**Collected data entries:**
┌────────

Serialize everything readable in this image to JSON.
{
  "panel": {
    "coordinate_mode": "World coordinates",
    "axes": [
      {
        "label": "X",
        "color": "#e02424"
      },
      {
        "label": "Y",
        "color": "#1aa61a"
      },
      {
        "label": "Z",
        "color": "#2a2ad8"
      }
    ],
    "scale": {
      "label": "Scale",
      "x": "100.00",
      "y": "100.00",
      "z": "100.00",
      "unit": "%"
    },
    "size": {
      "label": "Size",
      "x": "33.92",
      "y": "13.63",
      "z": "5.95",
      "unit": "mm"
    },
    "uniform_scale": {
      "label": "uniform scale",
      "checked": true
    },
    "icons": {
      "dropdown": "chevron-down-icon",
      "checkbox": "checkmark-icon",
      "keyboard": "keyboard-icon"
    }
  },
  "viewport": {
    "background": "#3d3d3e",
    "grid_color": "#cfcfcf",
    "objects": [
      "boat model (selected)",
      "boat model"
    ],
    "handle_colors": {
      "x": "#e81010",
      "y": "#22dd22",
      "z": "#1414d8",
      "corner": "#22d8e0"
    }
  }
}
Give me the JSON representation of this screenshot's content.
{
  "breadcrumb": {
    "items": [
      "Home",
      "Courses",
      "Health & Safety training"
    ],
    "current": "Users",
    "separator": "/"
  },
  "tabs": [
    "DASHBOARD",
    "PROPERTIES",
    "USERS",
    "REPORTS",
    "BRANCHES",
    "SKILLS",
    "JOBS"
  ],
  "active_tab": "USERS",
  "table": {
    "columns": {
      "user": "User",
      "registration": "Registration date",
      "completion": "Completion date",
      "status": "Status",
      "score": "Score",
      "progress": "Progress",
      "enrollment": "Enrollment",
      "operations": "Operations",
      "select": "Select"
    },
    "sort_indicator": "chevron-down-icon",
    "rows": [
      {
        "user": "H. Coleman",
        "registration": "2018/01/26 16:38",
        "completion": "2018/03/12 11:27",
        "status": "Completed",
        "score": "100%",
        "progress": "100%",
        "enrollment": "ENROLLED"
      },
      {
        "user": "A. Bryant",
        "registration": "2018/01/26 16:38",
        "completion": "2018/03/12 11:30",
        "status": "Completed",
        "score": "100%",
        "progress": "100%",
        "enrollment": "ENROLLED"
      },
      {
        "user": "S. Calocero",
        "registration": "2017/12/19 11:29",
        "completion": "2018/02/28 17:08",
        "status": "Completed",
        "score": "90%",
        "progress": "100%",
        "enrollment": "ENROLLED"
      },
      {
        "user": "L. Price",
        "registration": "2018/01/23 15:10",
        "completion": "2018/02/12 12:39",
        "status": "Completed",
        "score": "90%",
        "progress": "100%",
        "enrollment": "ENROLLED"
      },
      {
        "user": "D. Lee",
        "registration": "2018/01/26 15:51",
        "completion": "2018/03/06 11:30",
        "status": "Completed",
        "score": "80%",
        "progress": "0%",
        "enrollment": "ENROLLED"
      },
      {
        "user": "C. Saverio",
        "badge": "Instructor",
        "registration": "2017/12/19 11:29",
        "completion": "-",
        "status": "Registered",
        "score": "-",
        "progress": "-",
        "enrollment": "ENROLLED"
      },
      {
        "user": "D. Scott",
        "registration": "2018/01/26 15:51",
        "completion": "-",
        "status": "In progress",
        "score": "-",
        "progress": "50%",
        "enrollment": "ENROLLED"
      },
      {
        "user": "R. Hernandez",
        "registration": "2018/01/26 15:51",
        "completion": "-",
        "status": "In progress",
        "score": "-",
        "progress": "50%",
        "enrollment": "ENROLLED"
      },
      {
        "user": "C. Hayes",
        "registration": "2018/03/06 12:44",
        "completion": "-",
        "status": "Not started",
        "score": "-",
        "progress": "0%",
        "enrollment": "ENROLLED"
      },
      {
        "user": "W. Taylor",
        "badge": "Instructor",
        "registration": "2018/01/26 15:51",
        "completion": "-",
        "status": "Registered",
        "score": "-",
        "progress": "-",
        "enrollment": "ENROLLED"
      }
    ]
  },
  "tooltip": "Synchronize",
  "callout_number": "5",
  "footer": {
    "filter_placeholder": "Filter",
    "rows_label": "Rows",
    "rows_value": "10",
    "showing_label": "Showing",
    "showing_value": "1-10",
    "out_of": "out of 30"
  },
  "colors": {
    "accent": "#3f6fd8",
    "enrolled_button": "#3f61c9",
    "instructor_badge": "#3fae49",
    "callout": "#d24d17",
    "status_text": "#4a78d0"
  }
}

└────────

**SHORT PROBLEM:** Word for word, extract all the records.

**WRITTEN SOLUTION:**
Serialize everything readable in this image to JSON.
{
  "panel": {
    "coordinate_mode": "World coordinates",
    "axes": [
      {
        "label": "X",
        "color": "#e02424"
      },
      {
        "label": "Y",
        "color": "#1aa61a"
      },
      {
        "label": "Z",
        "color": "#2a2ad8"
      }
    ],
    "scale": {
      "label": "Scale",
      "x": "100.00",
      "y": "100.00",
      "z": "100.00",
      "unit": "%"
    },
    "size": {
      "label": "Size",
      "x": "33.92",
      "y": "13.63",
      "z": "5.95",
      "unit": "mm"
    },
    "uniform_scale": {
      "label": "uniform scale",
      "checked": true
    },
    "icons": {
      "dropdown": "chevron-down-icon",
      "checkbox": "checkmark-icon",
      "keyboard": "keyboard-icon"
    }
  },
  "viewport": {
    "background": "#3d3d3e",
    "grid_color": "#cfcfcf",
    "objects": [
      "boat model (selected)",
      "boat model"
    ],
    "handle_colors": {
      "x": "#e81010",
      "y": "#22dd22",
      "z": "#1414d8",
      "corner": "#22d8e0"
    }
  }
}
Give me the JSON representation of this screenshot's content.
{
  "breadcrumb": {
    "items": [
      "Home",
      "Courses",
      "Health & Safety training"
    ],
    "current": "Users",
    "separator": "/"
  },
  "tabs": [
    "DASHBOARD",
    "PROPERTIES",
    "USERS",
    "REPORTS",
    "BRANCHES",
    "SKILLS",
    "JOBS"
  ],
  "active_tab": "USERS",
  "table": {
    "columns": {
      "user": "User",
      "registration": "Registration date",
      "completion": "Completion date",
      "status": "Status",
      "score": "Score",
      "progress": "Progress",
      "enrollment": "Enrollment",
      "operations": "Operations",
      "select": "Select"
    },
    "sort_indicator": "chevron-down-icon",
    "rows": [
      {
        "user": "H. Coleman",
        "registration": "2018/01/26 16:38",
        "completion": "2018/03/12 11:27",
        "status": "Completed",
        "score": "100%",
        "progress": "100%",
        "enrollment": "ENROLLED"
      },
      {
        "user": "A. Bryant",
        "registration": "2018/01/26 16:38",
        "completion": "2018/03/12 11:30",
        "status": "Completed",
        "score": "100%",
        "progress": "100%",
        "enrollment": "ENROLLED"
      },
      {
        "user": "S. Calocero",
        "registration": "2017/12/19 11:29",
        "completion": "2018/02/28 17:08",
        "status": "Completed",
        "score": "90%",
        "progress": "100%",
        "enrollment": "ENROLLED"
      },
      {
        "user": "L. Price",
        "registration": "2018/01/23 15:10",
        "completion": "2018/02/12 12:39",
        "status": "Completed",
        "score": "90%",
        "progress": "100%",
        "enrollment": "ENROLLED"
      },
      {
        "user": "D. Lee",
        "registration": "2018/01/26 15:51",
        "completion": "2018/03/06 11:30",
        "status": "Completed",
        "score": "80%",
        "progress": "0%",
        "enrollment": "ENROLLED"
      },
      {
        "user": "C. Saverio",
        "badge": "Instructor",
        "registration": "2017/12/19 11:29",
        "completion": "-",
        "status": "Registered",
        "score": "-",
        "progress": "-",
        "enrollment": "ENROLLED"
      },
      {
        "user": "D. Scott",
        "registration": "2018/01/26 15:51",
        "completion": "-",
        "status": "In progress",
        "score": "-",
        "progress": "50%",
        "enrollment": "ENROLLED"
      },
      {
        "user": "R. Hernandez",
        "registration": "2018/01/26 15:51",
        "completion": "-",
        "status": "In progress",
        "score": "-",
        "progress": "50%",
        "enrollment": "ENROLLED"
      },
      {
        "user": "C. Hayes",
        "registration": "2018/03/06 12:44",
        "completion": "-",
        "status": "Not started",
        "score": "-",
        "progress": "0%",
        "enrollment": "ENROLLED"
      },
      {
        "user": "W. Taylor",
        "badge": "Instructor",
        "registration": "2018/01/26 15:51",
        "completion": "-",
        "status": "Registered",
        "score": "-",
        "progress": "-",
        "enrollment": "ENROLLED"
      }
    ]
  },
  "tooltip": "Synchronize",
  "callout_number": "5",
  "footer": {
    "filter_placeholder": "Filter",
    "rows_label": "Rows",
    "rows_value": "10",
    "showing_label": "Showing",
    "showing_value": "1-10",
    "out_of": "out of 30"
  },
  "colors": {
    "accent": "#3f6fd8",
    "enrolled_button": "#3f61c9",
    "instructor_badge": "#3fae49",
    "callout": "#d24d17",
    "status_text": "#4a78d0"
  }
}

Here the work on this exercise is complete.